What is required. Pictures stay out of your copy, but everything else in the records below must be repeated exactly.
— begin Record extracts —
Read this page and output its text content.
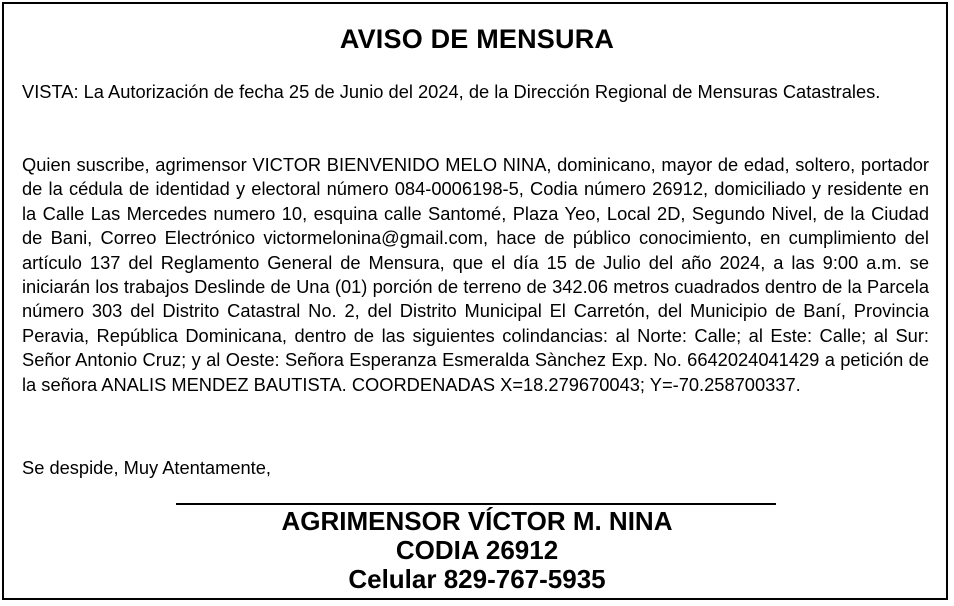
AVISO DE MENSURA

VISTA: La Autorización de fecha 25 de Junio del 2024, de la Dirección Regional de Mensuras Catastrales.

Quien suscribe, agrimensor VICTOR BIENVENIDO MELO NINA, dominicano, mayor de edad, soltero, portador de la cédula de identidad y electoral número 084-0006198-5, Codia número 26912, domiciliado y residente en la Calle Las Mercedes numero 10, esquina calle Santomé, Plaza Yeo, Local 2D, Segundo Nivel, de la Ciudad de Bani, Correo Electrónico victormelonina@gmail.com, hace de público conocimiento, en cumplimiento del artículo 137 del Reglamento General de Mensura, que el día 15 de Julio del año 2024, a las 9:00 a.m. se iniciarán los trabajos Deslinde de Una (01) porción de terreno de 342.06 metros cuadrados dentro de la Parcela número 303 del Distrito Catastral No. 2, del Distrito Municipal El Carretón, del Municipio de Baní, Provincia Peravia, República Dominicana, dentro de las siguientes colindancias: al Norte: Calle; al Este: Calle; al Sur: Señor Antonio Cruz; y al Oeste: Señora Esperanza Esmeralda Sànchez Exp. No. 6642024041429 a petición de la señora ANALIS MENDEZ BAUTISTA. COORDENADAS X=18.279670043; Y=-70.258700337.

Se despide, Muy Atentamente,

AGRIMENSOR VÍCTOR M. NINA

CODIA 26912

Celular 829-767-5935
— end Record extracts —
The reply.
Read this page and output its text content.
AVISO DE MENSURA

VISTA: La Autorización de fecha 25 de Junio del 2024, de la Dirección Regional de Mensuras Catastrales.

Quien suscribe, agrimensor VICTOR BIENVENIDO MELO NINA, dominicano, mayor de edad, soltero, portador de la cédula de identidad y electoral número 084-0006198-5, Codia número 26912, domiciliado y residente en la Calle Las Mercedes numero 10, esquina calle Santomé, Plaza Yeo, Local 2D, Segundo Nivel, de la Ciudad de Bani, Correo Electrónico victormelonina@gmail.com, hace de público conocimiento, en cumplimiento del artículo 137 del Reglamento General de Mensura, que el día 15 de Julio del año 2024, a las 9:00 a.m. se iniciarán los trabajos Deslinde de Una (01) porción de terreno de 342.06 metros cuadrados dentro de la Parcela número 303 del Distrito Catastral No. 2, del Distrito Municipal El Carretón, del Municipio de Baní, Provincia Peravia, República Dominicana, dentro de las siguientes colindancias: al Norte: Calle; al Este: Calle; al Sur: Señor Antonio Cruz; y al Oeste: Señora Esperanza Esmeralda Sànchez Exp. No. 6642024041429 a petición de la señora ANALIS MENDEZ BAUTISTA. COORDENADAS X=18.279670043; Y=-70.258700337.

Se despide, Muy Atentamente,

AGRIMENSOR VÍCTOR M. NINA

CODIA 26912

Celular 829-767-5935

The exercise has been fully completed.